| Direction |
Select, from the data, each line where "FREE" occurs.
— START Information provided —
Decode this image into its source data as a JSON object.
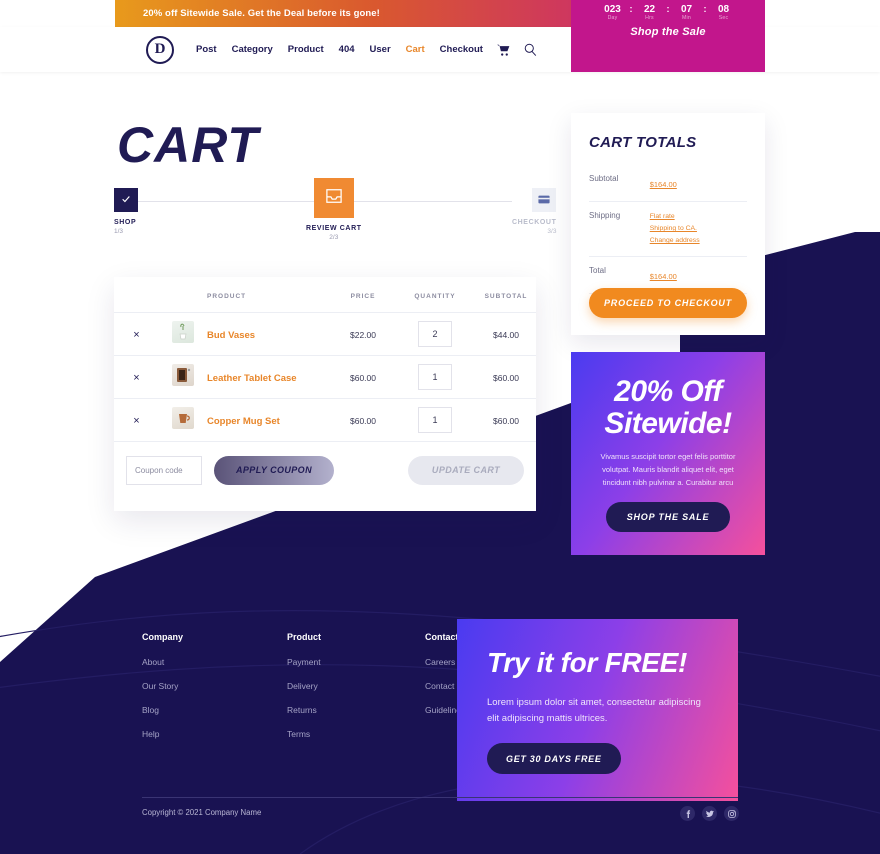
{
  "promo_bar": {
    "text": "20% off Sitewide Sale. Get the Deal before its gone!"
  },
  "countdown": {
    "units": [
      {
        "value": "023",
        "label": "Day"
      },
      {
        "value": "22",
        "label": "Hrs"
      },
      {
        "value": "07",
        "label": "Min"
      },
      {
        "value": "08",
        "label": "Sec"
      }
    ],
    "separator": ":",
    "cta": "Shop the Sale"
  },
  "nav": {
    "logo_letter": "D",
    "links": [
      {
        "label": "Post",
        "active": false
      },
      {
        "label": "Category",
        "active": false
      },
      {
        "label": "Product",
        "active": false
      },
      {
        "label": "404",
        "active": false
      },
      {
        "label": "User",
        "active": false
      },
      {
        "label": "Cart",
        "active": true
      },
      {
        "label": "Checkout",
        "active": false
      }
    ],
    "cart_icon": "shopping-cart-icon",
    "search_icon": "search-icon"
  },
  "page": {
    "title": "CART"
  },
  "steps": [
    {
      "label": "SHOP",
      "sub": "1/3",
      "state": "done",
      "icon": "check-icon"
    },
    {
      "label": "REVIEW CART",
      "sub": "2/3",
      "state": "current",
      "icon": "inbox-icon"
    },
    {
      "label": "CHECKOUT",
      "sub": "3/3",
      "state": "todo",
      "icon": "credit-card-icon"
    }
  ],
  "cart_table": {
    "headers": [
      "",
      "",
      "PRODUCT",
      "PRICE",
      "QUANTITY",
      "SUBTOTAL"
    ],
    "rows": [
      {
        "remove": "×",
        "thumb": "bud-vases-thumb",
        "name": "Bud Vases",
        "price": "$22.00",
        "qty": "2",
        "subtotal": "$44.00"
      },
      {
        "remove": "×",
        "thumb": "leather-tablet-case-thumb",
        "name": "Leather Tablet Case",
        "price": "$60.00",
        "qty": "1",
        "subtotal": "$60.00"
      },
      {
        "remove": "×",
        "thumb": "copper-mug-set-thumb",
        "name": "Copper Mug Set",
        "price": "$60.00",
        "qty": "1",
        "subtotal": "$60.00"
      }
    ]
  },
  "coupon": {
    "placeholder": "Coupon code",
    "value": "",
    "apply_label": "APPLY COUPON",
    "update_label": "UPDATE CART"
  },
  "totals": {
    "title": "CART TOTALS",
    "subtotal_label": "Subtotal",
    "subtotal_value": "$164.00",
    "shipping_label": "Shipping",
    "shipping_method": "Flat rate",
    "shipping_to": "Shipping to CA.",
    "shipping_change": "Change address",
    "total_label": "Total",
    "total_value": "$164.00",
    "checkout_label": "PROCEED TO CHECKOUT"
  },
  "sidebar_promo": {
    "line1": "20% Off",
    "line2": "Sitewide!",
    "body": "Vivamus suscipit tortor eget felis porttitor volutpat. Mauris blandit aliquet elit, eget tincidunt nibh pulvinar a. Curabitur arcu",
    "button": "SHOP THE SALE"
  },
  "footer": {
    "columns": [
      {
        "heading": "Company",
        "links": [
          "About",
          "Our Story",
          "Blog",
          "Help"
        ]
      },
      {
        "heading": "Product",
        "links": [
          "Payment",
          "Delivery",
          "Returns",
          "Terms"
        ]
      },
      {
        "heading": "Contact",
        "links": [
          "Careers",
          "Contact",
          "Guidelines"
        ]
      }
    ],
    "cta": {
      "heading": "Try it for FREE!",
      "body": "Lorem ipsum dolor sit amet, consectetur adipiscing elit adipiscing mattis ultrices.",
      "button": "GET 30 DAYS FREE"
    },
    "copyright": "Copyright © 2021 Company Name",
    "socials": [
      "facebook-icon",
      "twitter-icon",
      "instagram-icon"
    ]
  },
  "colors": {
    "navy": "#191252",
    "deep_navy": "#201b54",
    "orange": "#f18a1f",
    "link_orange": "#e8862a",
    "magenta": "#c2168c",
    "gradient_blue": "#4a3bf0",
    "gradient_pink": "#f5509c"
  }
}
— END Information provided —
| Full answer |
      "heading": "Try it for FREE!",
      "button": "GET 30 DAYS FREE"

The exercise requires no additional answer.